• **SUPPLIED INFORMATION**:
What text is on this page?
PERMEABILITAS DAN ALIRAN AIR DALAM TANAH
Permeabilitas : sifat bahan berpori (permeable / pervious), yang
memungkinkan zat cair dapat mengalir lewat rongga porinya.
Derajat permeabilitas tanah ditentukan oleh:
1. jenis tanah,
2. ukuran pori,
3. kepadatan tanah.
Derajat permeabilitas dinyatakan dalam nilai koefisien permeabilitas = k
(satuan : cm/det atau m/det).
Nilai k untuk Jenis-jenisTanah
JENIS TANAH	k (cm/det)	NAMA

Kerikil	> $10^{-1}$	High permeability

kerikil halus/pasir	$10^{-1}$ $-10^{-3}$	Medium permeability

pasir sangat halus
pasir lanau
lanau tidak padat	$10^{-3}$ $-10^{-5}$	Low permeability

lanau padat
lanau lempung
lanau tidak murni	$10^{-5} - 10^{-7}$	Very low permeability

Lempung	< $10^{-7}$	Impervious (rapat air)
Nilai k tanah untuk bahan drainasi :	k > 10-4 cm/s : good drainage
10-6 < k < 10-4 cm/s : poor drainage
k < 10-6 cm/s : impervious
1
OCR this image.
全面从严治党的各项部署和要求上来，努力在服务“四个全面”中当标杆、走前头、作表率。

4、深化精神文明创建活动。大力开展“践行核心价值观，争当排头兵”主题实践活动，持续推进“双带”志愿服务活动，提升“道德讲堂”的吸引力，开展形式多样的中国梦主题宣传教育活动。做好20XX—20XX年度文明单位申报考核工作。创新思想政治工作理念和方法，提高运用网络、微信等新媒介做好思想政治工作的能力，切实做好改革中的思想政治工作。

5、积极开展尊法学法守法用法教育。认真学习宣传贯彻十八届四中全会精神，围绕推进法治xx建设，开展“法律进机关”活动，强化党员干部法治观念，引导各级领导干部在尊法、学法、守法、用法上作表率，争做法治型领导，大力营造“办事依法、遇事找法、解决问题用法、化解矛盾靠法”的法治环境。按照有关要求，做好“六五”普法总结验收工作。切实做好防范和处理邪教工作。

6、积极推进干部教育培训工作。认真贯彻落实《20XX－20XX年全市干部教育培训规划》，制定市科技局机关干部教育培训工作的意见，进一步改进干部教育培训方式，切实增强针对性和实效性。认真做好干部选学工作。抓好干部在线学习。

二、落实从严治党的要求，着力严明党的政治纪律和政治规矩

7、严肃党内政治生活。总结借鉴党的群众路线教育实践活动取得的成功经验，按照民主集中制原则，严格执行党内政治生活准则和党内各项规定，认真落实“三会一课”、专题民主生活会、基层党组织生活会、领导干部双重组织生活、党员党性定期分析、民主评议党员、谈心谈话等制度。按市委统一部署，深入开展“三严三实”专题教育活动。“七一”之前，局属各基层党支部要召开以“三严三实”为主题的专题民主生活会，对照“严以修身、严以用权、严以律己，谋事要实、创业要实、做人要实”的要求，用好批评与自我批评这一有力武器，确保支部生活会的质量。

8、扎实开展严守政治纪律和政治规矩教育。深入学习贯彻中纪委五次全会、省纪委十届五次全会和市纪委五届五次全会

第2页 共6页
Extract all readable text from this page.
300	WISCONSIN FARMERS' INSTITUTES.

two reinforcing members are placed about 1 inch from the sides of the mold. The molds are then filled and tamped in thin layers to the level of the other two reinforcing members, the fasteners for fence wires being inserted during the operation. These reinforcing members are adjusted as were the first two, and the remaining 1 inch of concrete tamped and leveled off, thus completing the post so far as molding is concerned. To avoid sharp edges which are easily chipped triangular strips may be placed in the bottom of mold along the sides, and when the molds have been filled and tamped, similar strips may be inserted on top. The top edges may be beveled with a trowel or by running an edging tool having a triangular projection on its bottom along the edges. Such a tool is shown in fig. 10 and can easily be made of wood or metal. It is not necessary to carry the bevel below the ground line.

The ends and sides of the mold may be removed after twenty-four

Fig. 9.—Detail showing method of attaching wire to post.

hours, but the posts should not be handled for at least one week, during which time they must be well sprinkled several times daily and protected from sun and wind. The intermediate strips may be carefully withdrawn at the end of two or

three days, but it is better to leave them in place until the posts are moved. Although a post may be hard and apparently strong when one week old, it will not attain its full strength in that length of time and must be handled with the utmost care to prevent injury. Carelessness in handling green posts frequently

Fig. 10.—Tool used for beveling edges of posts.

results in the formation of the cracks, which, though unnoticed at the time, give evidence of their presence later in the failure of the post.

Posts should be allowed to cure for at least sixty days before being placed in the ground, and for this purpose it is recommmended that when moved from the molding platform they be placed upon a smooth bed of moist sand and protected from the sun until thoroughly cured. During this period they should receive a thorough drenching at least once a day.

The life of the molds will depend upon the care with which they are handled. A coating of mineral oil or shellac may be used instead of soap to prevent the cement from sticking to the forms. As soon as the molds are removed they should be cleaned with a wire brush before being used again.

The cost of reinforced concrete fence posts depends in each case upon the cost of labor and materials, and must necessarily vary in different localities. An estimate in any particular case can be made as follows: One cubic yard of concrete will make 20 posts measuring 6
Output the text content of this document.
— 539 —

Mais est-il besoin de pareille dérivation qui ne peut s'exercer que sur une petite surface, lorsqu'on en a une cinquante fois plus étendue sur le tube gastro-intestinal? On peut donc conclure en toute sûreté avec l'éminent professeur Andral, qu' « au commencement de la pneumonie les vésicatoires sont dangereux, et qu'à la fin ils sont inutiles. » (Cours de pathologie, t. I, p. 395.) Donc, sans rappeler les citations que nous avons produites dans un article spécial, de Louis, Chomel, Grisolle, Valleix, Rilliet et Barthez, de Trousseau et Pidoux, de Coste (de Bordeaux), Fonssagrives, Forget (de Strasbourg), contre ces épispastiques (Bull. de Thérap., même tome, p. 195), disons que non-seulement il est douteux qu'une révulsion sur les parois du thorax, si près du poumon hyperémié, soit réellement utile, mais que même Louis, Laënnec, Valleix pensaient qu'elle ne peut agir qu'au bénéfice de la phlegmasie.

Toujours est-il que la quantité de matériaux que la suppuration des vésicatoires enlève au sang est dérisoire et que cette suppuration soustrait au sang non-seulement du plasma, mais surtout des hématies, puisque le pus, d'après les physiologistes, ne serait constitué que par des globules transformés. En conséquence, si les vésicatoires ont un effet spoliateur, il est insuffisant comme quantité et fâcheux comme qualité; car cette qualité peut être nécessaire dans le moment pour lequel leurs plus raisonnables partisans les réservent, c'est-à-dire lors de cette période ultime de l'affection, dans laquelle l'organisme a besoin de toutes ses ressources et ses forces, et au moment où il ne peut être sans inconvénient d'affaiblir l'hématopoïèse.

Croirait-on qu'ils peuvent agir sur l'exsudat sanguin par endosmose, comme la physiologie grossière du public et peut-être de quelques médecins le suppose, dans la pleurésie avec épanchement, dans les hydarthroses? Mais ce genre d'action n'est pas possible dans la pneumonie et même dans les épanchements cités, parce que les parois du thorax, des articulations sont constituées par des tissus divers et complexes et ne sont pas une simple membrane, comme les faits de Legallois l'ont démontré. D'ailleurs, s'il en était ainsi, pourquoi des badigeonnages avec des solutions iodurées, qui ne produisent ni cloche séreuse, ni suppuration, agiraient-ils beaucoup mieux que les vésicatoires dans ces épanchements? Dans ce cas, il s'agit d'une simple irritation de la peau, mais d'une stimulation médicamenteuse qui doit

• **CHALLENGE**: Copy out all of the records shown above exactly.

• **SOLUTION FOR THIS PROBLEM**:
What text is on this page?
PERMEABILITAS DAN ALIRAN AIR DALAM TANAH
Permeabilitas : sifat bahan berpori (permeable / pervious), yang
memungkinkan zat cair dapat mengalir lewat rongga porinya.
Derajat permeabilitas tanah ditentukan oleh:
1. jenis tanah,
2. ukuran pori,
3. kepadatan tanah.
Derajat permeabilitas dinyatakan dalam nilai koefisien permeabilitas = k
(satuan : cm/det atau m/det).
Nilai k untuk Jenis-jenisTanah
JENIS TANAH	k (cm/det)	NAMA

Kerikil	> $10^{-1}$	High permeability

kerikil halus/pasir	$10^{-1}$ $-10^{-3}$	Medium permeability

pasir sangat halus
pasir lanau
lanau tidak padat	$10^{-3}$ $-10^{-5}$	Low permeability

lanau padat
lanau lempung
lanau tidak murni	$10^{-5} - 10^{-7}$	Very low permeability

Lempung	< $10^{-7}$	Impervious (rapat air)
Nilai k tanah untuk bahan drainasi :	k > 10-4 cm/s : good drainage
10-6 < k < 10-4 cm/s : poor drainage
k < 10-6 cm/s : impervious
1
OCR this image.
全面从严治党的各项部署和要求上来，努力在服务“四个全面”中当标杆、走前头、作表率。

4、深化精神文明创建活动。大力开展“践行核心价值观，争当排头兵”主题实践活动，持续推进“双带”志愿服务活动，提升“道德讲堂”的吸引力，开展形式多样的中国梦主题宣传教育活动。做好20XX—20XX年度文明单位申报考核工作。创新思想政治工作理念和方法，提高运用网络、微信等新媒介做好思想政治工作的能力，切实做好改革中的思想政治工作。

5、积极开展尊法学法守法用法教育。认真学习宣传贯彻十八届四中全会精神，围绕推进法治xx建设，开展“法律进机关”活动，强化党员干部法治观念，引导各级领导干部在尊法、学法、守法、用法上作表率，争做法治型领导，大力营造“办事依法、遇事找法、解决问题用法、化解矛盾靠法”的法治环境。按照有关要求，做好“六五”普法总结验收工作。切实做好防范和处理邪教工作。

6、积极推进干部教育培训工作。认真贯彻落实《20XX－20XX年全市干部教育培训规划》，制定市科技局机关干部教育培训工作的意见，进一步改进干部教育培训方式，切实增强针对性和实效性。认真做好干部选学工作。抓好干部在线学习。

二、落实从严治党的要求，着力严明党的政治纪律和政治规矩

7、严肃党内政治生活。总结借鉴党的群众路线教育实践活动取得的成功经验，按照民主集中制原则，严格执行党内政治生活准则和党内各项规定，认真落实“三会一课”、专题民主生活会、基层党组织生活会、领导干部双重组织生活、党员党性定期分析、民主评议党员、谈心谈话等制度。按市委统一部署，深入开展“三严三实”专题教育活动。“七一”之前，局属各基层党支部要召开以“三严三实”为主题的专题民主生活会，对照“严以修身、严以用权、严以律己，谋事要实、创业要实、做人要实”的要求，用好批评与自我批评这一有力武器，确保支部生活会的质量。

8、扎实开展严守政治纪律和政治规矩教育。深入学习贯彻中纪委五次全会、省纪委十届五次全会和市纪委五届五次全会

第2页 共6页
Extract all readable text from this page.
300	WISCONSIN FARMERS' INSTITUTES.

two reinforcing members are placed about 1 inch from the sides of the mold. The molds are then filled and tamped in thin layers to the level of the other two reinforcing members, the fasteners for fence wires being inserted during the operation. These reinforcing members are adjusted as were the first two, and the remaining 1 inch of concrete tamped and leveled off, thus completing the post so far as molding is concerned. To avoid sharp edges which are easily chipped triangular strips may be placed in the bottom of mold along the sides, and when the molds have been filled and tamped, similar strips may be inserted on top. The top edges may be beveled with a trowel or by running an edging tool having a triangular projection on its bottom along the edges. Such a tool is shown in fig. 10 and can easily be made of wood or metal. It is not necessary to carry the bevel below the ground line.

The ends and sides of the mold may be removed after twenty-four

Fig. 9.—Detail showing method of attaching wire to post.

hours, but the posts should not be handled for at least one week, during which time they must be well sprinkled several times daily and protected from sun and wind. The intermediate strips may be carefully withdrawn at the end of two or

three days, but it is better to leave them in place until the posts are moved. Although a post may be hard and apparently strong when one week old, it will not attain its full strength in that length of time and must be handled with the utmost care to prevent injury. Carelessness in handling green posts frequently

Fig. 10.—Tool used for beveling edges of posts.

results in the formation of the cracks, which, though unnoticed at the time, give evidence of their presence later in the failure of the post.

Posts should be allowed to cure for at least sixty days before being placed in the ground, and for this purpose it is recommmended that when moved from the molding platform they be placed upon a smooth bed of moist sand and protected from the sun until thoroughly cured. During this period they should receive a thorough drenching at least once a day.

The life of the molds will depend upon the care with which they are handled. A coating of mineral oil or shellac may be used instead of soap to prevent the cement from sticking to the forms. As soon as the molds are removed they should be cleaned with a wire brush before being used again.

The cost of reinforced concrete fence posts depends in each case upon the cost of labor and materials, and must necessarily vary in different localities. An estimate in any particular case can be made as follows: One cubic yard of concrete will make 20 posts measuring 6
Output the text content of this document.
— 539 —

Mais est-il besoin de pareille dérivation qui ne peut s'exercer que sur une petite surface, lorsqu'on en a une cinquante fois plus étendue sur le tube gastro-intestinal? On peut donc conclure en toute sûreté avec l'éminent professeur Andral, qu' « au commencement de la pneumonie les vésicatoires sont dangereux, et qu'à la fin ils sont inutiles. » (Cours de pathologie, t. I, p. 395.) Donc, sans rappeler les citations que nous avons produites dans un article spécial, de Louis, Chomel, Grisolle, Valleix, Rilliet et Barthez, de Trousseau et Pidoux, de Coste (de Bordeaux), Fonssagrives, Forget (de Strasbourg), contre ces épispastiques (Bull. de Thérap., même tome, p. 195), disons que non-seulement il est douteux qu'une révulsion sur les parois du thorax, si près du poumon hyperémié, soit réellement utile, mais que même Louis, Laënnec, Valleix pensaient qu'elle ne peut agir qu'au bénéfice de la phlegmasie.

Toujours est-il que la quantité de matériaux que la suppuration des vésicatoires enlève au sang est dérisoire et que cette suppuration soustrait au sang non-seulement du plasma, mais surtout des hématies, puisque le pus, d'après les physiologistes, ne serait constitué que par des globules transformés. En conséquence, si les vésicatoires ont un effet spoliateur, il est insuffisant comme quantité et fâcheux comme qualité; car cette qualité peut être nécessaire dans le moment pour lequel leurs plus raisonnables partisans les réservent, c'est-à-dire lors de cette période ultime de l'affection, dans laquelle l'organisme a besoin de toutes ses ressources et ses forces, et au moment où il ne peut être sans inconvénient d'affaiblir l'hématopoïèse.

Croirait-on qu'ils peuvent agir sur l'exsudat sanguin par endosmose, comme la physiologie grossière du public et peut-être de quelques médecins le suppose, dans la pleurésie avec épanchement, dans les hydarthroses? Mais ce genre d'action n'est pas possible dans la pneumonie et même dans les épanchements cités, parce que les parois du thorax, des articulations sont constituées par des tissus divers et complexes et ne sont pas une simple membrane, comme les faits de Legallois l'ont démontré. D'ailleurs, s'il en était ainsi, pourquoi des badigeonnages avec des solutions iodurées, qui ne produisent ni cloche séreuse, ni suppuration, agiraient-ils beaucoup mieux que les vésicatoires dans ces épanchements? Dans ce cas, il s'agit d'une simple irritation de la peau, mais d'une stimulation médicamenteuse qui doit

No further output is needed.